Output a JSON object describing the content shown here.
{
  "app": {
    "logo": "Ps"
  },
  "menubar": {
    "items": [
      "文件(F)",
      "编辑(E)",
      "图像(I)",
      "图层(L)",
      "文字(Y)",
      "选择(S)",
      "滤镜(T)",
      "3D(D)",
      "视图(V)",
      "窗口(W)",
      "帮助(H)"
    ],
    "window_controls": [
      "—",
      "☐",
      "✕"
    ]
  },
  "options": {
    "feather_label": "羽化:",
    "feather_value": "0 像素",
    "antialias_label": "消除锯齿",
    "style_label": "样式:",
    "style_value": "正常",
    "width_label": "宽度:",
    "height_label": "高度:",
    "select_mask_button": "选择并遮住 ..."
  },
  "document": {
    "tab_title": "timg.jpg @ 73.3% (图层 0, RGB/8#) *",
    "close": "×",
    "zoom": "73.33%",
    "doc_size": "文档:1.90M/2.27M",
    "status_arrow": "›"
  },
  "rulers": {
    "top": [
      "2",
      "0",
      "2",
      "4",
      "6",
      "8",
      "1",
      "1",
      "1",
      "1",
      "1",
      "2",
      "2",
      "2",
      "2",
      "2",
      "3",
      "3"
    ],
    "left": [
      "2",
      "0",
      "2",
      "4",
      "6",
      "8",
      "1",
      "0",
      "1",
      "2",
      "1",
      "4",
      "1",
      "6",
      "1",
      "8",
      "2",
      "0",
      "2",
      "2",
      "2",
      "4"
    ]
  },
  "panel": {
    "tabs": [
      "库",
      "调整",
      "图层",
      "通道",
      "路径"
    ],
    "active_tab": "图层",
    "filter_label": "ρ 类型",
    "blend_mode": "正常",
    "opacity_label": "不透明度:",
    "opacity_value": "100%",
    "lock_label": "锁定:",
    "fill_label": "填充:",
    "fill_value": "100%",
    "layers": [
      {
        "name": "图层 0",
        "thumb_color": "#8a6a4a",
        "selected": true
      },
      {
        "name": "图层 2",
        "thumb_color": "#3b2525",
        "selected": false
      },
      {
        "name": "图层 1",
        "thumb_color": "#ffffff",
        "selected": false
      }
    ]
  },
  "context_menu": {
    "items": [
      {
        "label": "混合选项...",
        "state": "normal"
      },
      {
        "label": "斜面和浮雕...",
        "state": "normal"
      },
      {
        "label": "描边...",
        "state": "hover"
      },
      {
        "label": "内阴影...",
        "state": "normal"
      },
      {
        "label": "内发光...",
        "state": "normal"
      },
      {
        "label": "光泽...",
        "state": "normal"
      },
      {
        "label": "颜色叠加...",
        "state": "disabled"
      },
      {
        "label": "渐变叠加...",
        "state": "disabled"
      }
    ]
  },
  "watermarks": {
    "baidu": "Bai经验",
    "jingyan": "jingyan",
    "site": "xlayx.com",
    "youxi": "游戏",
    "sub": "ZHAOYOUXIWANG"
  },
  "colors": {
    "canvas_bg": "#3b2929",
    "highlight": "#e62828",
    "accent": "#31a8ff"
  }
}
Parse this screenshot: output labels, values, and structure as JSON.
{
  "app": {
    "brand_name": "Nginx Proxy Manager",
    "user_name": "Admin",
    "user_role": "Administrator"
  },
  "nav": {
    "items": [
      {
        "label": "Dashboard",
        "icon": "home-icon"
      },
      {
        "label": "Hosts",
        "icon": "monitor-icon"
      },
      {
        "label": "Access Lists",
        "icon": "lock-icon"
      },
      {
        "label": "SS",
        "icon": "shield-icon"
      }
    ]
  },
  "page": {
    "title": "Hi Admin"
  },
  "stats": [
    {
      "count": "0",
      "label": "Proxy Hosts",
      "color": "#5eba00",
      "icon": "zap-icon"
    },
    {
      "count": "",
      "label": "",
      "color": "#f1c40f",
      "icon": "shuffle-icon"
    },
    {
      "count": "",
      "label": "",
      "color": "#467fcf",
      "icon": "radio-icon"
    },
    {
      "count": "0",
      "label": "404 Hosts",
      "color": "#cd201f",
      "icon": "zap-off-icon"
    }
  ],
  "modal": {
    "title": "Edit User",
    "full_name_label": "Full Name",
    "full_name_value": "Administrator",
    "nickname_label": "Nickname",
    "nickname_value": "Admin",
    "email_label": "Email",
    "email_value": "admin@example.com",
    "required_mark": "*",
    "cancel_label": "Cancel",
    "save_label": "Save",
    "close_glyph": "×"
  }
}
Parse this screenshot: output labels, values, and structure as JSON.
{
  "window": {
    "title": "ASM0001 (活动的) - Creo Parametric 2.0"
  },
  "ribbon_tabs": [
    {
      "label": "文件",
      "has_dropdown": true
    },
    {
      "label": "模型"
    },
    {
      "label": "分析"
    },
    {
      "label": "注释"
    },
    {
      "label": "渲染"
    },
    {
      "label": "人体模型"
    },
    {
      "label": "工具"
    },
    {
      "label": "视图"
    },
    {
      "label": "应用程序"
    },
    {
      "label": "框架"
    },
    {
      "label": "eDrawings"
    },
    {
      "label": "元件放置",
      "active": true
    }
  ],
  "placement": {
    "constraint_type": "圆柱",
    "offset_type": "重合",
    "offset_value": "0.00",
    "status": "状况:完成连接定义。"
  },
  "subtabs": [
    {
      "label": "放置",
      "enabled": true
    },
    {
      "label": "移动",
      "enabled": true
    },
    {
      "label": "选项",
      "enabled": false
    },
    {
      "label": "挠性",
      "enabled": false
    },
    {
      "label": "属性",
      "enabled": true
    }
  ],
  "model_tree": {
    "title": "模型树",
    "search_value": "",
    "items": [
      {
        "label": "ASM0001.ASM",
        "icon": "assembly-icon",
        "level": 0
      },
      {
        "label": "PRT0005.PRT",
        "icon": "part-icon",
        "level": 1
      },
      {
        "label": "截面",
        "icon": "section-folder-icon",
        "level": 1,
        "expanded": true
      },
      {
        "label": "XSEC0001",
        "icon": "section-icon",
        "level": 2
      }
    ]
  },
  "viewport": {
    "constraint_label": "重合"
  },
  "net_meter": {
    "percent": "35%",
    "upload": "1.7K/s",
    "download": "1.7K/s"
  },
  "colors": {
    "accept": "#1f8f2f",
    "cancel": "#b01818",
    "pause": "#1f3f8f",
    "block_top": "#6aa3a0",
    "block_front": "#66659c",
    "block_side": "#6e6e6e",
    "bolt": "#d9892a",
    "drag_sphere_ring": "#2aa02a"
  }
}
◆ ◆ ◆ ◆ ◆
*WRITTEN REQUEST:*
Return all of the data precisely as it appears.

*RESULT OF THE TASK:*
Output a JSON object describing the content shown here.
{
  "app": {
    "logo": "Ps"
  },
  "menubar": {
    "items": [
      "文件(F)",
      "编辑(E)",
      "图像(I)",
      "图层(L)",
      "文字(Y)",
      "选择(S)",
      "滤镜(T)",
      "3D(D)",
      "视图(V)",
      "窗口(W)",
      "帮助(H)"
    ],
    "window_controls": [
      "—",
      "☐",
      "✕"
    ]
  },
  "options": {
    "feather_label": "羽化:",
    "feather_value": "0 像素",
    "antialias_label": "消除锯齿",
    "style_label": "样式:",
    "style_value": "正常",
    "width_label": "宽度:",
    "height_label": "高度:",
    "select_mask_button": "选择并遮住 ..."
  },
  "document": {
    "tab_title": "timg.jpg @ 73.3% (图层 0, RGB/8#) *",
    "close": "×",
    "zoom": "73.33%",
    "doc_size": "文档:1.90M/2.27M",
    "status_arrow": "›"
  },
  "rulers": {
    "top": [
      "2",
      "0",
      "2",
      "4",
      "6",
      "8",
      "1",
      "1",
      "1",
      "1",
      "1",
      "2",
      "2",
      "2",
      "2",
      "2",
      "3",
      "3"
    ],
    "left": [
      "2",
      "0",
      "2",
      "4",
      "6",
      "8",
      "1",
      "0",
      "1",
      "2",
      "1",
      "4",
      "1",
      "6",
      "1",
      "8",
      "2",
      "0",
      "2",
      "2",
      "2",
      "4"
    ]
  },
  "panel": {
    "tabs": [
      "库",
      "调整",
      "图层",
      "通道",
      "路径"
    ],
    "active_tab": "图层",
    "filter_label": "ρ 类型",
    "blend_mode": "正常",
    "opacity_label": "不透明度:",
    "opacity_value": "100%",
    "lock_label": "锁定:",
    "fill_label": "填充:",
    "fill_value": "100%",
    "layers": [
      {
        "name": "图层 0",
        "thumb_color": "#8a6a4a",
        "selected": true
      },
      {
        "name": "图层 2",
        "thumb_color": "#3b2525",
        "selected": false
      },
      {
        "name": "图层 1",
        "thumb_color": "#ffffff",
        "selected": false
      }
    ]
  },
  "context_menu": {
    "items": [
      {
        "label": "混合选项...",
        "state": "normal"
      },
      {
        "label": "斜面和浮雕...",
        "state": "normal"
      },
      {
        "label": "描边...",
        "state": "hover"
      },
      {
        "label": "内阴影...",
        "state": "normal"
      },
      {
        "label": "内发光...",
        "state": "normal"
      },
      {
        "label": "光泽...",
        "state": "normal"
      },
      {
        "label": "颜色叠加...",
        "state": "disabled"
      },
      {
        "label": "渐变叠加...",
        "state": "disabled"
      }
    ]
  },
  "watermarks": {
    "baidu": "Bai经验",
    "jingyan": "jingyan",
    "site": "xlayx.com",
    "youxi": "游戏",
    "sub": "ZHAOYOUXIWANG"
  },
  "colors": {
    "canvas_bg": "#3b2929",
    "highlight": "#e62828",
    "accent": "#31a8ff"
  }
}
Parse this screenshot: output labels, values, and structure as JSON.
{
  "app": {
    "brand_name": "Nginx Proxy Manager",
    "user_name": "Admin",
    "user_role": "Administrator"
  },
  "nav": {
    "items": [
      {
        "label": "Dashboard",
        "icon": "home-icon"
      },
      {
        "label": "Hosts",
        "icon": "monitor-icon"
      },
      {
        "label": "Access Lists",
        "icon": "lock-icon"
      },
      {
        "label": "SS",
        "icon": "shield-icon"
      }
    ]
  },
  "page": {
    "title": "Hi Admin"
  },
  "stats": [
    {
      "count": "0",
      "label": "Proxy Hosts",
      "color": "#5eba00",
      "icon": "zap-icon"
    },
    {
      "count": "",
      "label": "",
      "color": "#f1c40f",
      "icon": "shuffle-icon"
    },
    {
      "count": "",
      "label": "",
      "color": "#467fcf",
      "icon": "radio-icon"
    },
    {
      "count": "0",
      "label": "404 Hosts",
      "color": "#cd201f",
      "icon": "zap-off-icon"
    }
  ],
  "modal": {
    "title": "Edit User",
    "full_name_label": "Full Name",
    "full_name_value": "Administrator",
    "nickname_label": "Nickname",
    "nickname_value": "Admin",
    "email_label": "Email",
    "email_value": "admin@example.com",
    "required_mark": "*",
    "cancel_label": "Cancel",
    "save_label": "Save",
    "close_glyph": "×"
  }
}
Parse this screenshot: output labels, values, and structure as JSON.
{
  "window": {
    "title": "ASM0001 (活动的) - Creo Parametric 2.0"
  },
  "ribbon_tabs": [
    {
      "label": "文件",
      "has_dropdown": true
    },
    {
      "label": "模型"
    },
    {
      "label": "分析"
    },
    {
      "label": "注释"
    },
    {
      "label": "渲染"
    },
    {
      "label": "人体模型"
    },
    {
      "label": "工具"
    },
    {
      "label": "视图"
    },
    {
      "label": "应用程序"
    },
    {
      "label": "框架"
    },
    {
      "label": "eDrawings"
    },
    {
      "label": "元件放置",
      "active": true
    }
  ],
  "placement": {
    "constraint_type": "圆柱",
    "offset_type": "重合",
    "offset_value": "0.00",
    "status": "状况:完成连接定义。"
  },
  "subtabs": [
    {
      "label": "放置",
      "enabled": true
    },
    {
      "label": "移动",
      "enabled": true
    },
    {
      "label": "选项",
      "enabled": false
    },
    {
      "label": "挠性",
      "enabled": false
    },
    {
      "label": "属性",
      "enabled": true
    }
  ],
  "model_tree": {
    "title": "模型树",
    "search_value": "",
    "items": [
      {
        "label": "ASM0001.ASM",
        "icon": "assembly-icon",
        "level": 0
      },
      {
        "label": "PRT0005.PRT",
        "icon": "part-icon",
        "level": 1
      },
      {
        "label": "截面",
        "icon": "section-folder-icon",
        "level": 1,
        "expanded": true
      },
      {
        "label": "XSEC0001",
        "icon": "section-icon",
        "level": 2
      }
    ]
  },
  "viewport": {
    "constraint_label": "重合"
  },
  "net_meter": {
    "percent": "35%",
    "upload": "1.7K/s",
    "download": "1.7K/s"
  },
  "colors": {
    "accept": "#1f8f2f",
    "cancel": "#b01818",
    "pause": "#1f3f8f",
    "block_top": "#6aa3a0",
    "block_front": "#66659c",
    "block_side": "#6e6e6e",
    "bolt": "#d9892a",
    "drag_sphere_ring": "#2aa02a"
  }
}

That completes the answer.